[Saved entries]

▼

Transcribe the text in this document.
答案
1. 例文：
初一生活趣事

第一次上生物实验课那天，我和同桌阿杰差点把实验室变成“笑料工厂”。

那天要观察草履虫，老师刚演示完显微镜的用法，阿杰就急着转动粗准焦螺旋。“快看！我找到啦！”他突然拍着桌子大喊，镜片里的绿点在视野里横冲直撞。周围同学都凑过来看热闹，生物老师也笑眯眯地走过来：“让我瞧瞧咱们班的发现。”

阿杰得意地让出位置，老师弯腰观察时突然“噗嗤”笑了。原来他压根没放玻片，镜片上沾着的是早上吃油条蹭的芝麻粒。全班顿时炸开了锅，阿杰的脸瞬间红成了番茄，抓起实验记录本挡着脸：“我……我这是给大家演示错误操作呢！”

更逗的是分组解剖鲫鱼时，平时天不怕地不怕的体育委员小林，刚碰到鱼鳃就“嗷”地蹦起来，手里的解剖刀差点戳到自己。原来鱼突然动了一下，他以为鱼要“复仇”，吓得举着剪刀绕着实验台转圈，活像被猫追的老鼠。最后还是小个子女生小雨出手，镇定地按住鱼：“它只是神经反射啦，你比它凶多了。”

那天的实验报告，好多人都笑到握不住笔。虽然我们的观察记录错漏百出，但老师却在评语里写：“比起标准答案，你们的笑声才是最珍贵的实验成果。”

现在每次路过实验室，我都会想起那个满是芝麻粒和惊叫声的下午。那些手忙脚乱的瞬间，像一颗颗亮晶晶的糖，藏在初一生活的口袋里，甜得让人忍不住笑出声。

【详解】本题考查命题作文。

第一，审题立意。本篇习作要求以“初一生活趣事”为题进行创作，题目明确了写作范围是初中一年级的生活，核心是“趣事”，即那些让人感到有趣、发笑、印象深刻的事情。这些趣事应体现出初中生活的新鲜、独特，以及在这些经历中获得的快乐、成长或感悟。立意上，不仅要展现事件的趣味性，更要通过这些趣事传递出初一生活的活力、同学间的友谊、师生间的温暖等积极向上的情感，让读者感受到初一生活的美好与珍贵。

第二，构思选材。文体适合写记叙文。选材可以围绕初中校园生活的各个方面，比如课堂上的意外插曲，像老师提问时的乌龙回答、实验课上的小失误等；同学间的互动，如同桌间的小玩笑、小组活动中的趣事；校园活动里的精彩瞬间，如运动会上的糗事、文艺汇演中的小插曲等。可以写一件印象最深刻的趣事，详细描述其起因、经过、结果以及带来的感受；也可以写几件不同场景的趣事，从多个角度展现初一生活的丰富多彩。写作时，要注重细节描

▲

* [WORK TO COMPLETE]:
Which lines include the word "初一生活趣事"? List them all.

* [TASK RESULT]:
初一生活趣事
第一，审题立意。本篇习作要求以“初一生活趣事”为题进行创作，题目明确了写作范围是初中一年级的生活，核心是“趣事”，即那些让人感到有趣、发笑、印象深刻的事情。这些趣事应体现出初中生活的新鲜、独特，以及在这些经历中获得的快乐、成长或感悟。立意上，不仅要展现事件的趣味性，更要通过这些趣事传递出初一生活的活力、同学间的友谊、师生间的温暖等积极向上的情感，让读者感受到初一生活的美好与珍贵。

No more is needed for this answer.